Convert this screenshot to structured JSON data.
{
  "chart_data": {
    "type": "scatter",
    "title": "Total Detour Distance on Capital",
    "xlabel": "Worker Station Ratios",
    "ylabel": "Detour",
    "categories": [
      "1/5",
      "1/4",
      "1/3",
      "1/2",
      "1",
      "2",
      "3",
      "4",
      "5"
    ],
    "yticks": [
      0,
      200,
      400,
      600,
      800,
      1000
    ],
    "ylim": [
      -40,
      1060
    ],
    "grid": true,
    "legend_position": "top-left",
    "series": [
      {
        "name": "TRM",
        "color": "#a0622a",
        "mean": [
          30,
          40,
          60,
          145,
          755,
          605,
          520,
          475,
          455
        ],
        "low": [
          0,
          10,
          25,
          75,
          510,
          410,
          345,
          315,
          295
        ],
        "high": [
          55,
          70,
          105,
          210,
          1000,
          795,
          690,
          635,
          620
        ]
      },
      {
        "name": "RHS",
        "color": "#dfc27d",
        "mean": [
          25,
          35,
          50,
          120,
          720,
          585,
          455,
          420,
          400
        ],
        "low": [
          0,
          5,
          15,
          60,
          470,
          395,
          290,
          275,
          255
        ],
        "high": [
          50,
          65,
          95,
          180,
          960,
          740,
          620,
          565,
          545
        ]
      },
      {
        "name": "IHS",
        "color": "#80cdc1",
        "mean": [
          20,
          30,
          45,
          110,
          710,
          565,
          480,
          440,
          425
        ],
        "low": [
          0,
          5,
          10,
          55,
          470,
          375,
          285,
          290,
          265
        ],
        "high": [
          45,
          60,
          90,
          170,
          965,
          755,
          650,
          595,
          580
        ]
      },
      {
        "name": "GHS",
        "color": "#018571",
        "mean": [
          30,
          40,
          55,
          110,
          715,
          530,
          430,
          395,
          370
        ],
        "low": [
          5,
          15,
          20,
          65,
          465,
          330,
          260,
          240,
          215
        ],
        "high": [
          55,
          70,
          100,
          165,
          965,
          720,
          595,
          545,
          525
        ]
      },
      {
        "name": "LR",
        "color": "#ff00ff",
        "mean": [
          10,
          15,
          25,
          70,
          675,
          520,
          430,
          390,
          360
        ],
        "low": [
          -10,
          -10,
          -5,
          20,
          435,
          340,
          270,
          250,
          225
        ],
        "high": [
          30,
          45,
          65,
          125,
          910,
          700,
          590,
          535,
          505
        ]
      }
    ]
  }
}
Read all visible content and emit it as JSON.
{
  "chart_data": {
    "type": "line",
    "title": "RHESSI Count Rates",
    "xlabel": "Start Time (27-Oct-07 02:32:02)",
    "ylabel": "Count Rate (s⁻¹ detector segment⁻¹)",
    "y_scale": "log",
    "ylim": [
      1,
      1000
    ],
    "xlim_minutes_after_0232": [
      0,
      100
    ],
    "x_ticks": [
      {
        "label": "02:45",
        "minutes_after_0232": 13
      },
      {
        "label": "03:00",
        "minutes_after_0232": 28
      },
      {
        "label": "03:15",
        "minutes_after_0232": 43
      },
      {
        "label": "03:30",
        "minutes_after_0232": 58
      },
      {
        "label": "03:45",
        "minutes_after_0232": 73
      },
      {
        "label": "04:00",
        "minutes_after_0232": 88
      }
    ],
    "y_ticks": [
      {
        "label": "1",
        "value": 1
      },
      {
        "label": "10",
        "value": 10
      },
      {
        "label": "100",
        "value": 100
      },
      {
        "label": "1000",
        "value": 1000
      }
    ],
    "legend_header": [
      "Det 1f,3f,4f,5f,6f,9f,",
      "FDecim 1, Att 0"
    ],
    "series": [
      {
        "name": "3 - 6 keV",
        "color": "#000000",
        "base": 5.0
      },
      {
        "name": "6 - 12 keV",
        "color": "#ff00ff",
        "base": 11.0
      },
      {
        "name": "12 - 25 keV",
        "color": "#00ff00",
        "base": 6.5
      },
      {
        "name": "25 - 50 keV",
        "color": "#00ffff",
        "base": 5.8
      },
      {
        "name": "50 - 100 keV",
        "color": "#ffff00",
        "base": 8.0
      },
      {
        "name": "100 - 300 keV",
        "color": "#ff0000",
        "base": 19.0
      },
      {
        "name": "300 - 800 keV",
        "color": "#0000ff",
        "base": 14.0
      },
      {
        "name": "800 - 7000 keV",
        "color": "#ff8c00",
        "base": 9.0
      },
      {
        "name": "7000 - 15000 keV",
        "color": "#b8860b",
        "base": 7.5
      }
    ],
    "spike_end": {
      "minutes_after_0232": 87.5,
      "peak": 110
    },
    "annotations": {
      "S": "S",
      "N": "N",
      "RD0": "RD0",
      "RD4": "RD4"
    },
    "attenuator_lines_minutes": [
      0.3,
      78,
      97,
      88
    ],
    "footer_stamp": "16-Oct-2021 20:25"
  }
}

§ WHAT IS EXPECTED
Retype all of the material above with every character intact.

§ SOLUTION TO THE PROBLEM
Convert this screenshot to structured JSON data.
{
  "chart_data": {
    "type": "scatter",
    "title": "Total Detour Distance on Capital",
    "xlabel": "Worker Station Ratios",
    "ylabel": "Detour",
    "categories": [
      "1/5",
      "1/4",
      "1/3",
      "1/2",
      "1",
      "2",
      "3",
      "4",
      "5"
    ],
    "yticks": [
      0,
      200,
      400,
      600,
      800,
      1000
    ],
    "ylim": [
      -40,
      1060
    ],
    "grid": true,
    "legend_position": "top-left",
    "series": [
      {
        "name": "TRM",
        "color": "#a0622a",
        "mean": [
          30,
          40,
          60,
          145,
          755,
          605,
          520,
          475,
          455
        ],
        "low": [
          0,
          10,
          25,
          75,
          510,
          410,
          345,
          315,
          295
        ],
        "high": [
          55,
          70,
          105,
          210,
          1000,
          795,
          690,
          635,
          620
        ]
      },
      {
        "name": "RHS",
        "color": "#dfc27d",
        "mean": [
          25,
          35,
          50,
          120,
          720,
          585,
          455,
          420,
          400
        ],
        "low": [
          0,
          5,
          15,
          60,
          470,
          395,
          290,
          275,
          255
        ],
        "high": [
          50,
          65,
          95,
          180,
          960,
          740,
          620,
          565,
          545
        ]
      },
      {
        "name": "IHS",
        "color": "#80cdc1",
        "mean": [
          20,
          30,
          45,
          110,
          710,
          565,
          480,
          440,
          425
        ],
        "low": [
          0,
          5,
          10,
          55,
          470,
          375,
          285,
          290,
          265
        ],
        "high": [
          45,
          60,
          90,
          170,
          965,
          755,
          650,
          595,
          580
        ]
      },
      {
        "name": "GHS",
        "color": "#018571",
        "mean": [
          30,
          40,
          55,
          110,
          715,
          530,
          430,
          395,
          370
        ],
        "low": [
          5,
          15,
          20,
          65,
          465,
          330,
          260,
          240,
          215
        ],
        "high": [
          55,
          70,
          100,
          165,
          965,
          720,
          595,
          545,
          525
        ]
      },
      {
        "name": "LR",
        "color": "#ff00ff",
        "mean": [
          10,
          15,
          25,
          70,
          675,
          520,
          430,
          390,
          360
        ],
        "low": [
          -10,
          -10,
          -5,
          20,
          435,
          340,
          270,
          250,
          225
        ],
        "high": [
          30,
          45,
          65,
          125,
          910,
          700,
          590,
          535,
          505
        ]
      }
    ]
  }
}
Read all visible content and emit it as JSON.
{
  "chart_data": {
    "type": "line",
    "title": "RHESSI Count Rates",
    "xlabel": "Start Time (27-Oct-07 02:32:02)",
    "ylabel": "Count Rate (s⁻¹ detector segment⁻¹)",
    "y_scale": "log",
    "ylim": [
      1,
      1000
    ],
    "xlim_minutes_after_0232": [
      0,
      100
    ],
    "x_ticks": [
      {
        "label": "02:45",
        "minutes_after_0232": 13
      },
      {
        "label": "03:00",
        "minutes_after_0232": 28
      },
      {
        "label": "03:15",
        "minutes_after_0232": 43
      },
      {
        "label": "03:30",
        "minutes_after_0232": 58
      },
      {
        "label": "03:45",
        "minutes_after_0232": 73
      },
      {
        "label": "04:00",
        "minutes_after_0232": 88
      }
    ],
    "y_ticks": [
      {
        "label": "1",
        "value": 1
      },
      {
        "label": "10",
        "value": 10
      },
      {
        "label": "100",
        "value": 100
      },
      {
        "label": "1000",
        "value": 1000
      }
    ],
    "legend_header": [
      "Det 1f,3f,4f,5f,6f,9f,",
      "FDecim 1, Att 0"
    ],
    "series": [
      {
        "name": "3 - 6 keV",
        "color": "#000000",
        "base": 5.0
      },
      {
        "name": "6 - 12 keV",
        "color": "#ff00ff",
        "base": 11.0
      },
      {
        "name": "12 - 25 keV",
        "color": "#00ff00",
        "base": 6.5
      },
      {
        "name": "25 - 50 keV",
        "color": "#00ffff",
        "base": 5.8
      },
      {
        "name": "50 - 100 keV",
        "color": "#ffff00",
        "base": 8.0
      },
      {
        "name": "100 - 300 keV",
        "color": "#ff0000",
        "base": 19.0
      },
      {
        "name": "300 - 800 keV",
        "color": "#0000ff",
        "base": 14.0
      },
      {
        "name": "800 - 7000 keV",
        "color": "#ff8c00",
        "base": 9.0
      },
      {
        "name": "7000 - 15000 keV",
        "color": "#b8860b",
        "base": 7.5
      }
    ],
    "spike_end": {
      "minutes_after_0232": 87.5,
      "peak": 110
    },
    "annotations": {
      "S": "S",
      "N": "N",
      "RD0": "RD0",
      "RD4": "RD4"
    },
    "attenuator_lines_minutes": [
      0.3,
      78,
      97,
      88
    ],
    "footer_stamp": "16-Oct-2021 20:25"
  }
}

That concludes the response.